** Given problem **
From the listing below, extract each line containing the string "adjuster".
:: Supplied material ::
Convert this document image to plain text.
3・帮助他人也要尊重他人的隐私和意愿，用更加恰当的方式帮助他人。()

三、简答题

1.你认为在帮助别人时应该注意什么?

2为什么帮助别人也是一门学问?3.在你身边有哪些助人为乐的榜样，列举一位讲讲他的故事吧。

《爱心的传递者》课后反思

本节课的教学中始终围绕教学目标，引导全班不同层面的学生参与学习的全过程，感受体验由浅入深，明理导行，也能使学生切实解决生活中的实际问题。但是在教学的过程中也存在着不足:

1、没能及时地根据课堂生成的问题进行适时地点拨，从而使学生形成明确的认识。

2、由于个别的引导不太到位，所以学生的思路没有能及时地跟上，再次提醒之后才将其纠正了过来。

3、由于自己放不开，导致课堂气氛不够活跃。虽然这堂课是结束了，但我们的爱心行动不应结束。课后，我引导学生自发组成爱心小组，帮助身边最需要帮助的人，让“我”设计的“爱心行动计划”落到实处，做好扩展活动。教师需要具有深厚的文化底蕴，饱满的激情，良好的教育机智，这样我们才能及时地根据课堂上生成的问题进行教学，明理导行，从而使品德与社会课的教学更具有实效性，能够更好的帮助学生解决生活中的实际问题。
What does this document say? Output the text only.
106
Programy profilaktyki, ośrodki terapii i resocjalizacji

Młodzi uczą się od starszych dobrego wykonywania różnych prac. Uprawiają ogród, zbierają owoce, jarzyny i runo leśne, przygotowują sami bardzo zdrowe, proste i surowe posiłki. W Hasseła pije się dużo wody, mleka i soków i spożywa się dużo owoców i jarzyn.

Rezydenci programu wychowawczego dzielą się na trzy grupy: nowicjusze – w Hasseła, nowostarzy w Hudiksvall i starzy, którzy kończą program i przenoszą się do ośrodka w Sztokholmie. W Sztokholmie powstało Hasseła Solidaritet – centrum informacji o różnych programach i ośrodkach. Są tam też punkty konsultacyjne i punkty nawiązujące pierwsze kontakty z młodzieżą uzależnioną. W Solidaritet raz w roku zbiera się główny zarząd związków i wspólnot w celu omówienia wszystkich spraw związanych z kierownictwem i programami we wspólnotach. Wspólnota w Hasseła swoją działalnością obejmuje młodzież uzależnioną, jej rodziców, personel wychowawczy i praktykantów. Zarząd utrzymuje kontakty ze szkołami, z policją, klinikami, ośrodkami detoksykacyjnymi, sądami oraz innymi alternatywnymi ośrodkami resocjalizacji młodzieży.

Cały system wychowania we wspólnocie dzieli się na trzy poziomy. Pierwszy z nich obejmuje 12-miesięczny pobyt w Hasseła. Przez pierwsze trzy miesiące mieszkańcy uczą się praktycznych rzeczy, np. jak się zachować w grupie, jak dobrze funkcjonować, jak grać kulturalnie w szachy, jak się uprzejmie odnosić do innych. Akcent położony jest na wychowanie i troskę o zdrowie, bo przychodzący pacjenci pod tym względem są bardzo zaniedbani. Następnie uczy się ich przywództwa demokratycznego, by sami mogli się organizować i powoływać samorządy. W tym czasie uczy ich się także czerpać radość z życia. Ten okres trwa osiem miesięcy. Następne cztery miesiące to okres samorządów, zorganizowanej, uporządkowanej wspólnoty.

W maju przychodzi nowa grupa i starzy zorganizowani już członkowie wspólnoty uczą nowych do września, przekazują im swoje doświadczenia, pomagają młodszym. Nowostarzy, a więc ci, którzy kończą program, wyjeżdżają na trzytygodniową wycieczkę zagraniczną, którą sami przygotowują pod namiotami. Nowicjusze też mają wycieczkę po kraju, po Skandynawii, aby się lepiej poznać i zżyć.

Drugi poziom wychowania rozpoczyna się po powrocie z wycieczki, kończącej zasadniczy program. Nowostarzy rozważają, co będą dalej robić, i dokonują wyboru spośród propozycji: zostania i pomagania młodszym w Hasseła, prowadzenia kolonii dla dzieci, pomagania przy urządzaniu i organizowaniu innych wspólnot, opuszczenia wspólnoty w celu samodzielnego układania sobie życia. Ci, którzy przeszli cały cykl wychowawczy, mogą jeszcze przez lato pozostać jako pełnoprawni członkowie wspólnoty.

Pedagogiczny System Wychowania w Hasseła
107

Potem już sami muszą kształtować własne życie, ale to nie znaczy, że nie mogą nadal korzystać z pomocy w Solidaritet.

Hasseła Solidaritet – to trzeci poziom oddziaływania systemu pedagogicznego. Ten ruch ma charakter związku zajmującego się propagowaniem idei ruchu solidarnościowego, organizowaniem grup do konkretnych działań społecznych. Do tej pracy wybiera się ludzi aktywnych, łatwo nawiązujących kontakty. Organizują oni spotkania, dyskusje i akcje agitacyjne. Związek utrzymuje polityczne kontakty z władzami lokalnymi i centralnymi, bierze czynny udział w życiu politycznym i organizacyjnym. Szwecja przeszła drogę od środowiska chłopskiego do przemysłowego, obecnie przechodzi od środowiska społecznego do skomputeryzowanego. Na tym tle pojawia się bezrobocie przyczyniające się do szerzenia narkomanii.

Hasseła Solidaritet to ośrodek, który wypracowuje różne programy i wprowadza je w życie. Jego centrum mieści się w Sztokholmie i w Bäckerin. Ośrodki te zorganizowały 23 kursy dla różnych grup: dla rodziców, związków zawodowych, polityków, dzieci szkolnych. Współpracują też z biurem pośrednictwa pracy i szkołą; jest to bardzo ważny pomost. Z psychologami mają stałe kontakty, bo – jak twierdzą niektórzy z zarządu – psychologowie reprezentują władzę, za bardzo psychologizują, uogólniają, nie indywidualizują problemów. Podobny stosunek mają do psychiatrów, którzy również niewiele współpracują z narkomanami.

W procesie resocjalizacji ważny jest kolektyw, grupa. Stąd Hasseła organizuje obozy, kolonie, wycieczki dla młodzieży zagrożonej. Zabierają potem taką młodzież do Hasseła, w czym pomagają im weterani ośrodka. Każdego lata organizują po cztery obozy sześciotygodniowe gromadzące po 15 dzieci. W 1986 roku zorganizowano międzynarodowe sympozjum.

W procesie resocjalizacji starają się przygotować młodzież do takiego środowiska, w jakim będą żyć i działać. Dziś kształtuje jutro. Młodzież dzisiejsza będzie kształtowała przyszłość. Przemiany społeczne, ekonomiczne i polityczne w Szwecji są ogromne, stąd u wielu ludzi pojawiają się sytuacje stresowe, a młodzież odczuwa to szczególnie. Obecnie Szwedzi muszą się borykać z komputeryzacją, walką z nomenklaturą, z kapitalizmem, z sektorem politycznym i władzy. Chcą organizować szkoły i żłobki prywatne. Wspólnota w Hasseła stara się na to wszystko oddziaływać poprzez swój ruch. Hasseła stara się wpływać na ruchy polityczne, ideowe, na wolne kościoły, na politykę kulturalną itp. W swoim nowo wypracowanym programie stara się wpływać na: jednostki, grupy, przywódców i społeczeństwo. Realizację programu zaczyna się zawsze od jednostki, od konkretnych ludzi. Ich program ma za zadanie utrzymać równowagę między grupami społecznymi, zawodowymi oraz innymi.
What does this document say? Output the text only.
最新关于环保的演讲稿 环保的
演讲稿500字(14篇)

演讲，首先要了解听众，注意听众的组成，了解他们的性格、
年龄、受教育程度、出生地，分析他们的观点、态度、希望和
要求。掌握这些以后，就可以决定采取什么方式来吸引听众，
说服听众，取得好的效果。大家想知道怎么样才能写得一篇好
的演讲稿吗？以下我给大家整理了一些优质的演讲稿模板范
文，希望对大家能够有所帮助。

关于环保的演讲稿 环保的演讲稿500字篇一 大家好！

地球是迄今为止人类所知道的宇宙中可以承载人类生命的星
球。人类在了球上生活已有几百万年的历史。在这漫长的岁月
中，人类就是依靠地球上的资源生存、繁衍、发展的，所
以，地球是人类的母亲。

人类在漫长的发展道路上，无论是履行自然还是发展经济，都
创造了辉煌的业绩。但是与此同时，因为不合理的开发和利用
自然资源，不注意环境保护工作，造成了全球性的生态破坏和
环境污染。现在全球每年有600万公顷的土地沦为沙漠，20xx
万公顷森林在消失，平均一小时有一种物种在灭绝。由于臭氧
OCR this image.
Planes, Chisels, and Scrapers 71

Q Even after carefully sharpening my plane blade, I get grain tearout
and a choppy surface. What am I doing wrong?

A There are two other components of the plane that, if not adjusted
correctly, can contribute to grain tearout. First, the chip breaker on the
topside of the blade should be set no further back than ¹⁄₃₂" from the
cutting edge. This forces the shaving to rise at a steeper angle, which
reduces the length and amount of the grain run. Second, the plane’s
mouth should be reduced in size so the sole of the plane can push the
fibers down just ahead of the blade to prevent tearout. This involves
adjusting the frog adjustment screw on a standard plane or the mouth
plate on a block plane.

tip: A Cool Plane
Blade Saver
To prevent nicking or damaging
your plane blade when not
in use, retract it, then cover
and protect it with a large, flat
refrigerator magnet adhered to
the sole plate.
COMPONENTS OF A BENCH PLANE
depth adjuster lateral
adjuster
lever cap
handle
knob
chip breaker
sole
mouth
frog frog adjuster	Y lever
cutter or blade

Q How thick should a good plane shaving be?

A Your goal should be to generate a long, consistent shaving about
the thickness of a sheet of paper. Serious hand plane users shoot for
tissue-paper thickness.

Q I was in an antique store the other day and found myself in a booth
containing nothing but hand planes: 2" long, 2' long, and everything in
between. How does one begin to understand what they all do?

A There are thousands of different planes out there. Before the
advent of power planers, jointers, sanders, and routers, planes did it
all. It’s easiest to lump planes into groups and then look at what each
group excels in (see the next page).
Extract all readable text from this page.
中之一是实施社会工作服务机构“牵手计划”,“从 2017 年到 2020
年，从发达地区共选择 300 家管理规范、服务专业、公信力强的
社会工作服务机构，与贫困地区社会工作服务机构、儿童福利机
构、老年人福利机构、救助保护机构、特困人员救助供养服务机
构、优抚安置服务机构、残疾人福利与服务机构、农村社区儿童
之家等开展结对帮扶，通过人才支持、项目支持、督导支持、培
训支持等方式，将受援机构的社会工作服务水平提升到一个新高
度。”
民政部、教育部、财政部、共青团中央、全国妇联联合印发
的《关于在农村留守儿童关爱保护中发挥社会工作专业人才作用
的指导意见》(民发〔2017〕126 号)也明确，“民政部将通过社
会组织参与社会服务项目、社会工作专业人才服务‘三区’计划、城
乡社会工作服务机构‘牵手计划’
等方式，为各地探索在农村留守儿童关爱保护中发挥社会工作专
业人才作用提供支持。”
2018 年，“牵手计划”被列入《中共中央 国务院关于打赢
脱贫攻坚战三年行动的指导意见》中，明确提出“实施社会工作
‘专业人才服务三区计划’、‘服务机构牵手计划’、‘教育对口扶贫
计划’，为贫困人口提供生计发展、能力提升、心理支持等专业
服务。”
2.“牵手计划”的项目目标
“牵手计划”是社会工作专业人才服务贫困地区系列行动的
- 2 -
:::
** Answer to the exercise **
depth adjuster lateral
adjuster
frog frog adjuster	Y lever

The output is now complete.